Extracted records:
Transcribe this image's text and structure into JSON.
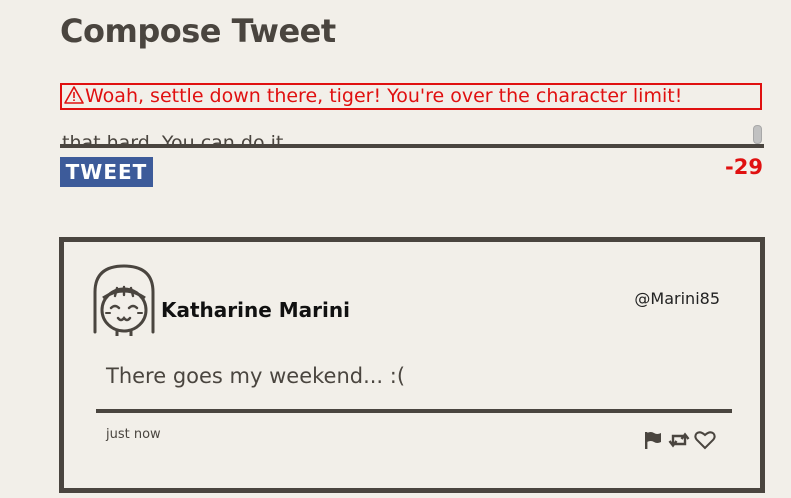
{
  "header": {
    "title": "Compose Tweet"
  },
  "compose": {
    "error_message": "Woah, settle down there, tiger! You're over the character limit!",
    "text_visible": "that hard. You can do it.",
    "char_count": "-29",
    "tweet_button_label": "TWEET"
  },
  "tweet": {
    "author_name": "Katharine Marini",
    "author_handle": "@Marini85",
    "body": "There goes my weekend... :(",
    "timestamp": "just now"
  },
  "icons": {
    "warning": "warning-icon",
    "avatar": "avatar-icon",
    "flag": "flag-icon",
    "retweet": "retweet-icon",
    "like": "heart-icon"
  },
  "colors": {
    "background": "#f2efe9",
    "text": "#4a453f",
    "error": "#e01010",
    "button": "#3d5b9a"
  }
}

[REQUIRED WORK]: Return the entries unchanged, save for the pictures, which do not belong in the copy.

[ANSWER TO THE PROBLEM]:
Transcribe this image's text and structure into JSON.
{
  "header": {
    "title": "Compose Tweet"
  },
  "compose": {
    "error_message": "Woah, settle down there, tiger! You're over the character limit!",
    "text_visible": "that hard. You can do it.",
    "char_count": "-29",
    "tweet_button_label": "TWEET"
  },
  "tweet": {
    "author_name": "Katharine Marini",
    "author_handle": "@Marini85",
    "body": "There goes my weekend... :(",
    "timestamp": "just now"
  },
  "icons": {
    "warning": "warning-icon",
    "avatar": "avatar-icon",
    "flag": "flag-icon",
    "retweet": "retweet-icon",
    "like": "heart-icon"
  },
  "colors": {
    "background": "#f2efe9",
    "text": "#4a453f",
    "error": "#e01010",
    "button": "#3d5b9a"
  }
}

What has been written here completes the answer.